▼▼▼

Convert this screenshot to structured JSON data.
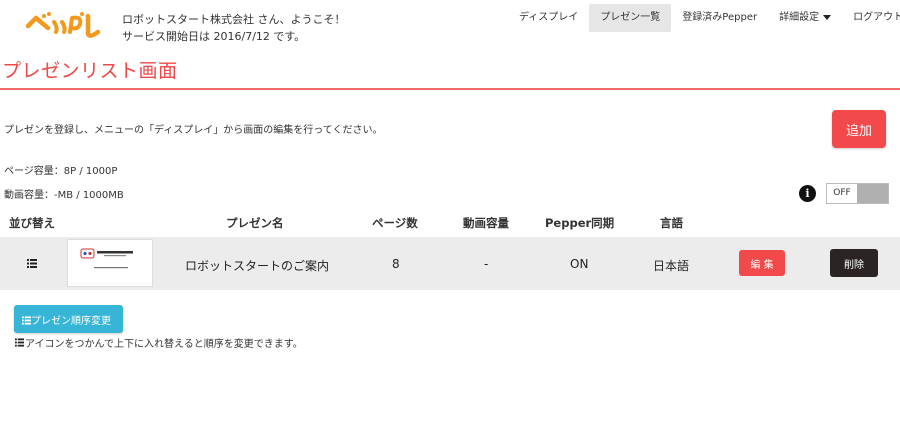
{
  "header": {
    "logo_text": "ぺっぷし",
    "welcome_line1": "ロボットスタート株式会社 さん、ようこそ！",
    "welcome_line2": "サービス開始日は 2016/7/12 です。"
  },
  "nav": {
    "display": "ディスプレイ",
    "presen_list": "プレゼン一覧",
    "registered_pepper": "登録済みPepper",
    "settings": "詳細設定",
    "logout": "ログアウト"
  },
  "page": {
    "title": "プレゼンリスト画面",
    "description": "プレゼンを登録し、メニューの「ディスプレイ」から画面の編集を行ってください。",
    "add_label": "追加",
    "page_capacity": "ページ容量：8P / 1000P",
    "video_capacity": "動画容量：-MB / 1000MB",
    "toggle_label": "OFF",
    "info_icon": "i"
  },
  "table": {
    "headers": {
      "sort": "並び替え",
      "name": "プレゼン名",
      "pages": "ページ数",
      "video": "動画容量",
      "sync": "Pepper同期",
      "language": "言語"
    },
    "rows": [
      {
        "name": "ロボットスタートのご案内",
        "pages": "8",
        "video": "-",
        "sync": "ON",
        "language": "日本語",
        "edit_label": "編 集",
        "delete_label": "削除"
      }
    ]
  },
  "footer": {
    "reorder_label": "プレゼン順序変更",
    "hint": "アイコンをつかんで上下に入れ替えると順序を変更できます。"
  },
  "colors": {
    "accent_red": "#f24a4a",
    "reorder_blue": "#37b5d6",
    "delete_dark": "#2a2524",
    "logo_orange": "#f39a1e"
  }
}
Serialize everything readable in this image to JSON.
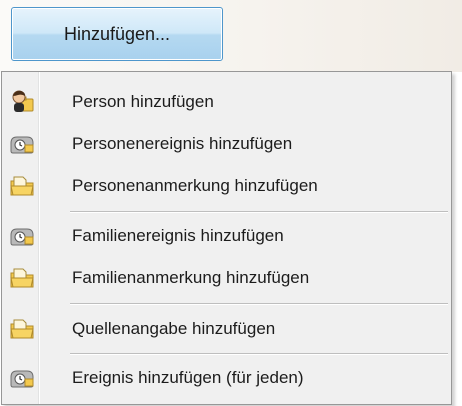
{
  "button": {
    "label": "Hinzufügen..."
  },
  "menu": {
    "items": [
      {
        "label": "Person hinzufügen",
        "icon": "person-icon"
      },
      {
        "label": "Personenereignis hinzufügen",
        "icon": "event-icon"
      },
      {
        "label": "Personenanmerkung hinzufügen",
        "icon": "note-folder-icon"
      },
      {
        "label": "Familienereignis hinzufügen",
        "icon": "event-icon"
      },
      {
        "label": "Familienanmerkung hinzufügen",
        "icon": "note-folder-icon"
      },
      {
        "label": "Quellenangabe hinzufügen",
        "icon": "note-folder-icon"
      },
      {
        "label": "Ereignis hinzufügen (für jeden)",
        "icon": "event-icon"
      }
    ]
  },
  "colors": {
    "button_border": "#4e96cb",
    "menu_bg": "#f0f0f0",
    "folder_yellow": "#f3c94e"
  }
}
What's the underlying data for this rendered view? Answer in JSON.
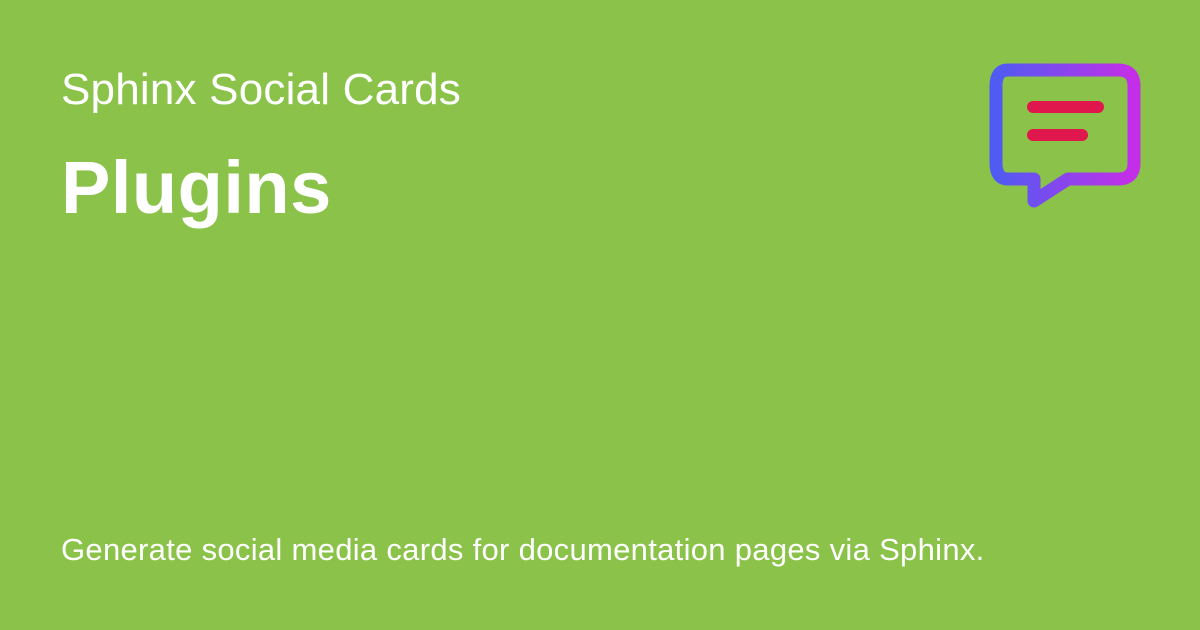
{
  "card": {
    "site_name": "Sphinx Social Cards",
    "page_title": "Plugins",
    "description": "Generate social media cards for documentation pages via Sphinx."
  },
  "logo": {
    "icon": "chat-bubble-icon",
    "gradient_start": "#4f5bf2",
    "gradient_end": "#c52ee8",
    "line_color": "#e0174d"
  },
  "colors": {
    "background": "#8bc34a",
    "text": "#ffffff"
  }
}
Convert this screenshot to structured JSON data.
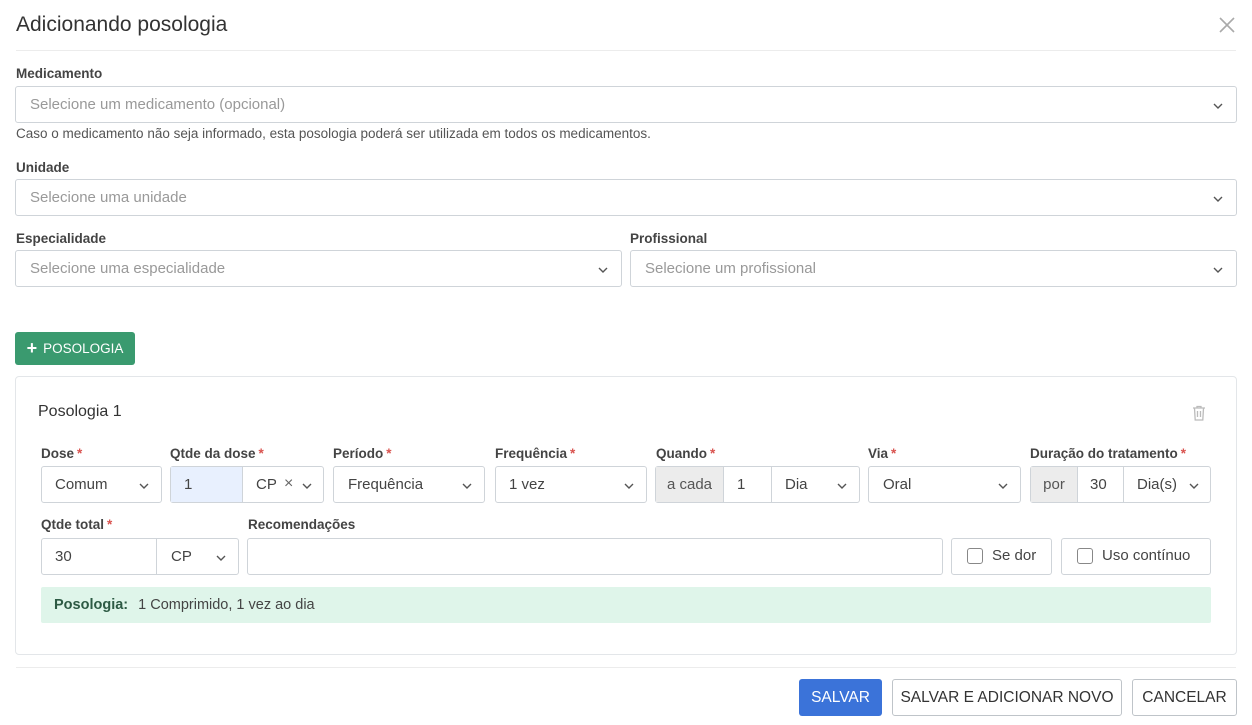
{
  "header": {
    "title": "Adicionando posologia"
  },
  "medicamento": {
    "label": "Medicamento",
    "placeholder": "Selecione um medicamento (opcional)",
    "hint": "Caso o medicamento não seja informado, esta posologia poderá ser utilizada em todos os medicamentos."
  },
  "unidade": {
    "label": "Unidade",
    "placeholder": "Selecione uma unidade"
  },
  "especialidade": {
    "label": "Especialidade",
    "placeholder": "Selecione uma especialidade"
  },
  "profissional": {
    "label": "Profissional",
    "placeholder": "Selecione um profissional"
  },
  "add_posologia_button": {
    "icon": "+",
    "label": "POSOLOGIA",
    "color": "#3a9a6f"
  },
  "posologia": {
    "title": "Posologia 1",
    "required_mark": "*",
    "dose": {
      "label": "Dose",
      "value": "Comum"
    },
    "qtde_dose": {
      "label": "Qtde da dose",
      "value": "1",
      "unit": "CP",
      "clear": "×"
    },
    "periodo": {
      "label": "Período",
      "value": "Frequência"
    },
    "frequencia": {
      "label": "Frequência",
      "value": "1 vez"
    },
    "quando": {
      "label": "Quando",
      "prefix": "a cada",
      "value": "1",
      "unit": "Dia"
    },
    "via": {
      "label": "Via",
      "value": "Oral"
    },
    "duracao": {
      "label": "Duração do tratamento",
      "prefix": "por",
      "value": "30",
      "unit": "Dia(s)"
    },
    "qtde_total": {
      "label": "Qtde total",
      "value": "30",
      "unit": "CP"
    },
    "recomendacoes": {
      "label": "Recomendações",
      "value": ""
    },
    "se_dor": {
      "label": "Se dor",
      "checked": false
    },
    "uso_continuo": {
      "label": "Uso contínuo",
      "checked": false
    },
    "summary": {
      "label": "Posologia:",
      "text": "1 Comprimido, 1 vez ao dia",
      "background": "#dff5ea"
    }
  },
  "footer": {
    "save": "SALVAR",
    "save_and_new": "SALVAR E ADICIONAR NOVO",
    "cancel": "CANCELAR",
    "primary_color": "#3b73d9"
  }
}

▲▲▲
▼▼▼

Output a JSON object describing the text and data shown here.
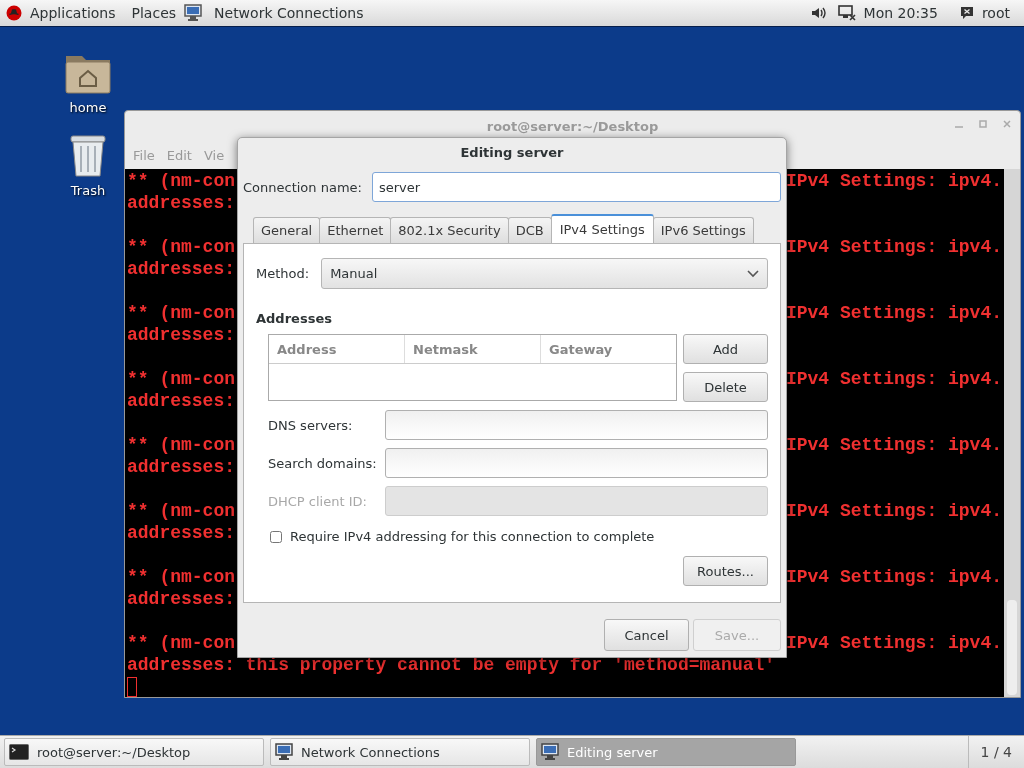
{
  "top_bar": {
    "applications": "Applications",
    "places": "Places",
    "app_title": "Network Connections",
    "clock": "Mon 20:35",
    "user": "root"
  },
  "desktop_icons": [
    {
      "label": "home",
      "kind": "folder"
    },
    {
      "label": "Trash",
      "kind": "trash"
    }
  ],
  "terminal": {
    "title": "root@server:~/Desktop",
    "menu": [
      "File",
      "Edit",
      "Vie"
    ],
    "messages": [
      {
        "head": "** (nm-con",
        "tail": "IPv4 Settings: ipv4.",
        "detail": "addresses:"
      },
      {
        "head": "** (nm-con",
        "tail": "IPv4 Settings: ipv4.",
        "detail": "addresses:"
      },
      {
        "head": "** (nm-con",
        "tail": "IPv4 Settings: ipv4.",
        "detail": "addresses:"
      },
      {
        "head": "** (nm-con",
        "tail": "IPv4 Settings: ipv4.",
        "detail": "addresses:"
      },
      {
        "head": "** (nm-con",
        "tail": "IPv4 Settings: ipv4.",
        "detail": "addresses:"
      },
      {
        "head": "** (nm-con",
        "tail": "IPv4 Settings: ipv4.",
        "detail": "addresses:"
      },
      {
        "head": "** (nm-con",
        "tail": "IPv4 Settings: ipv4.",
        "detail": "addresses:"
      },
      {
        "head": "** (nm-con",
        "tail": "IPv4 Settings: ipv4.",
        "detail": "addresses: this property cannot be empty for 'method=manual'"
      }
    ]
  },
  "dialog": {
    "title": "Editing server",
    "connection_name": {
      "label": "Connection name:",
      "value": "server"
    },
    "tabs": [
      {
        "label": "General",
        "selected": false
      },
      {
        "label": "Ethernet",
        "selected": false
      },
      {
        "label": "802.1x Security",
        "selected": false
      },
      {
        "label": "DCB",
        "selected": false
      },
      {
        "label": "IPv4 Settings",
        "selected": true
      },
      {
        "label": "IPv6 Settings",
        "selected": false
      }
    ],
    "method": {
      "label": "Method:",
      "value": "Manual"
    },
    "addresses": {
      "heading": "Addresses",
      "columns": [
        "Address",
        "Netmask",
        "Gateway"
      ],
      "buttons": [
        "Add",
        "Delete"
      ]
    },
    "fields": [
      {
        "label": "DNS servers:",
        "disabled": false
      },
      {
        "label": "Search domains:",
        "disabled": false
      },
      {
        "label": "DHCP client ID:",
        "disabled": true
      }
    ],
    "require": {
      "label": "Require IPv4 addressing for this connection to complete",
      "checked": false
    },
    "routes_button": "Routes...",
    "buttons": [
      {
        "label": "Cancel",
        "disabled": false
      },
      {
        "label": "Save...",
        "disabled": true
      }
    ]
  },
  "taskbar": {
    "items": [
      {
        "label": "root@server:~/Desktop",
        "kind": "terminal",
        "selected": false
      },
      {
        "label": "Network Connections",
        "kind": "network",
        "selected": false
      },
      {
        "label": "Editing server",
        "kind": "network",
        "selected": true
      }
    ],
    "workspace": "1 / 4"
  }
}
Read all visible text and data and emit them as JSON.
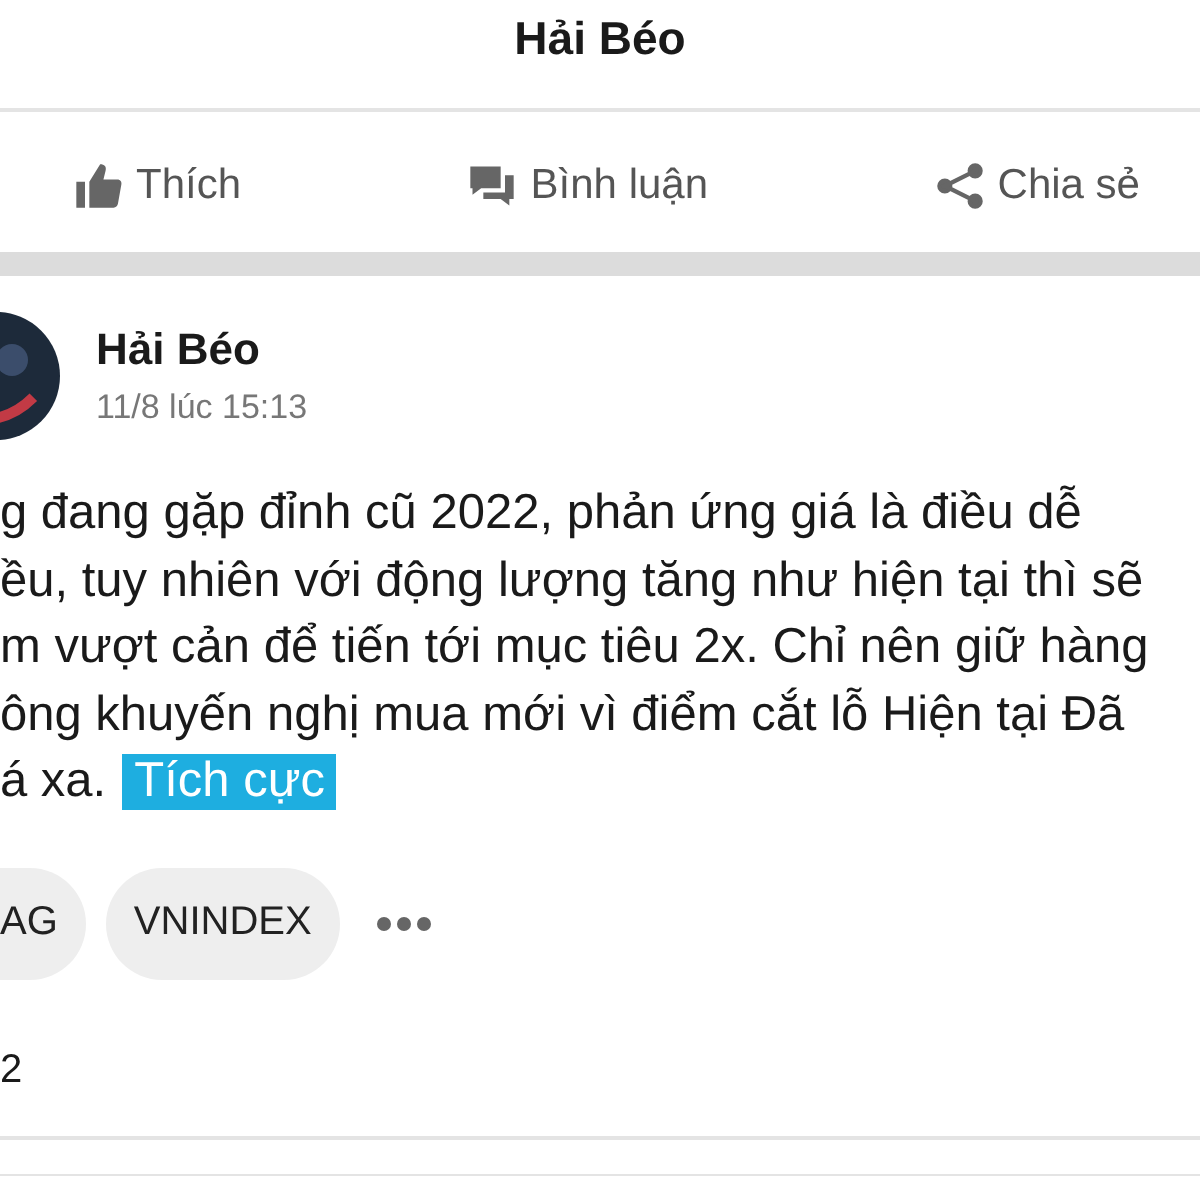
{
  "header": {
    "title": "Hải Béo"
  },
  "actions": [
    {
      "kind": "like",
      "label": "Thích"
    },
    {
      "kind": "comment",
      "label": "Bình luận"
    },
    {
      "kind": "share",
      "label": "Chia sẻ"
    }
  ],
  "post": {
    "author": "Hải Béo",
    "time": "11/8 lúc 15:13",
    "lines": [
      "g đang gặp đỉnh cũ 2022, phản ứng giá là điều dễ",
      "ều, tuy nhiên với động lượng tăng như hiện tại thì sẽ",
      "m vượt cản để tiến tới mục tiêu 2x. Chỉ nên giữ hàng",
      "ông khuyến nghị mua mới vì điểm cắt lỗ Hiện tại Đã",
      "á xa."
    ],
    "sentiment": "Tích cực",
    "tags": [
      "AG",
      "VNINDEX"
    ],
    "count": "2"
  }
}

▲▲▲
▼▼▼

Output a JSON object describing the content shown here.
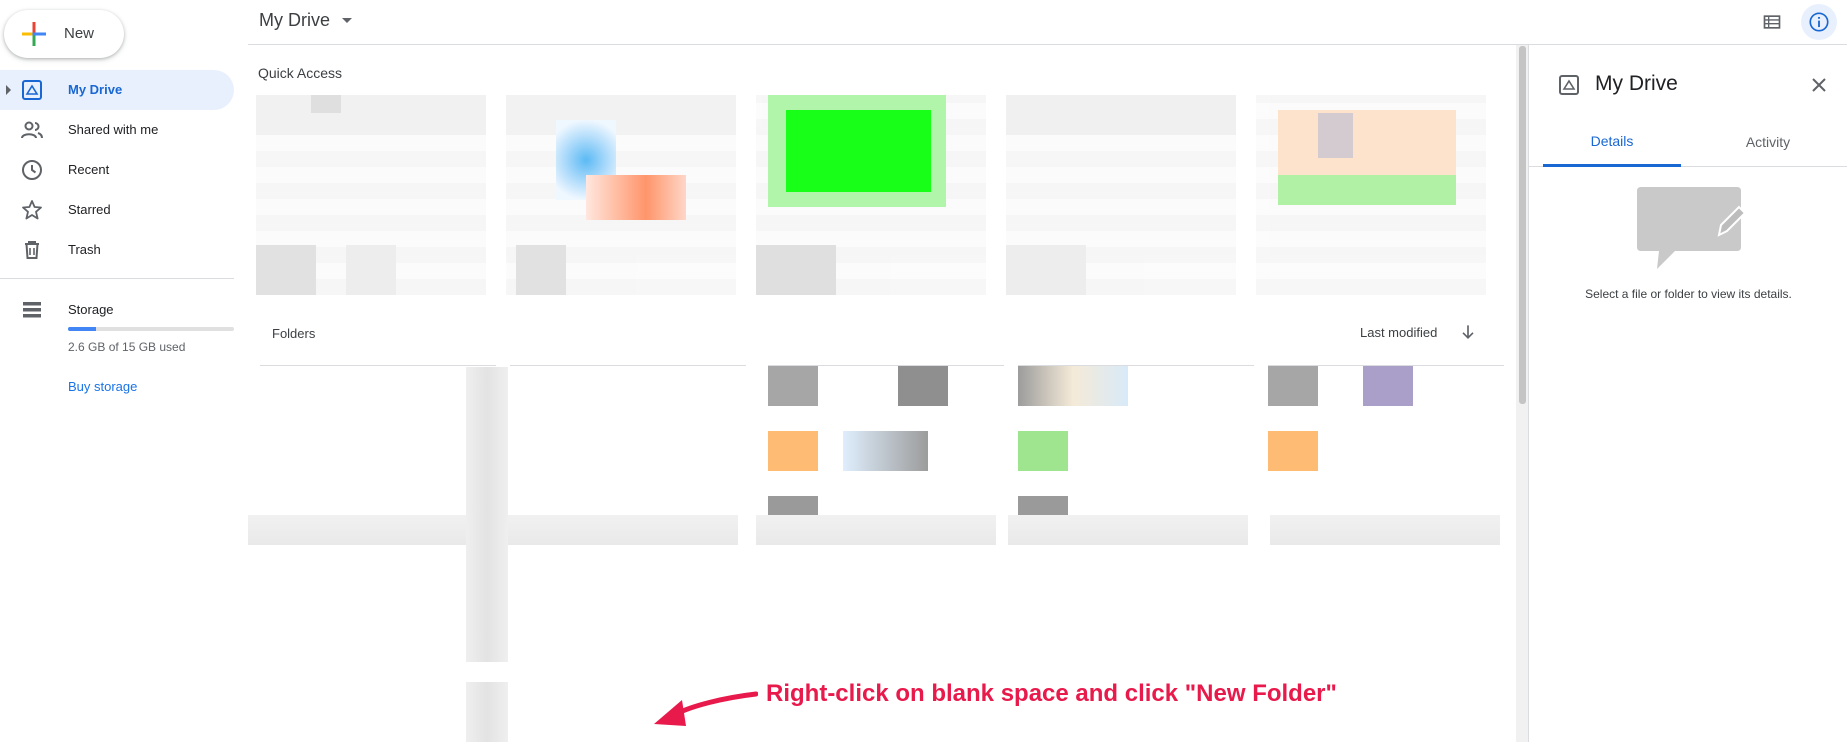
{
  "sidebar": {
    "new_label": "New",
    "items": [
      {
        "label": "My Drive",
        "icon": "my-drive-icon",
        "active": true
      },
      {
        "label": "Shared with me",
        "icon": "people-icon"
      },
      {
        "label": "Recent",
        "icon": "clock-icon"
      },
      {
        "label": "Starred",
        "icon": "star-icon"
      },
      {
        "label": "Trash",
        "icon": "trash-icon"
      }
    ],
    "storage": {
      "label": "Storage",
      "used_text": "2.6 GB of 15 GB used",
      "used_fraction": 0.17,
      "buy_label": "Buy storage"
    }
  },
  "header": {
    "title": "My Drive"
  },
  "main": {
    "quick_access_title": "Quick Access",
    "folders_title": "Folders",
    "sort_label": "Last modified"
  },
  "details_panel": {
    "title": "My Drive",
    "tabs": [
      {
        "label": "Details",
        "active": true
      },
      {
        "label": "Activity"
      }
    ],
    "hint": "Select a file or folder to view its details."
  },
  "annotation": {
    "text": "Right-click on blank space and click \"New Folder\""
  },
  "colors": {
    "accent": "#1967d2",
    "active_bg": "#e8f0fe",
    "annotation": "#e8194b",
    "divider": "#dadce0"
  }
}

▲▲▲

Show every line in the records above that contains the word "Connections".

* [FINISHED TASK]:
    "app_title": "Network Connections",
        "label": "Network Connections",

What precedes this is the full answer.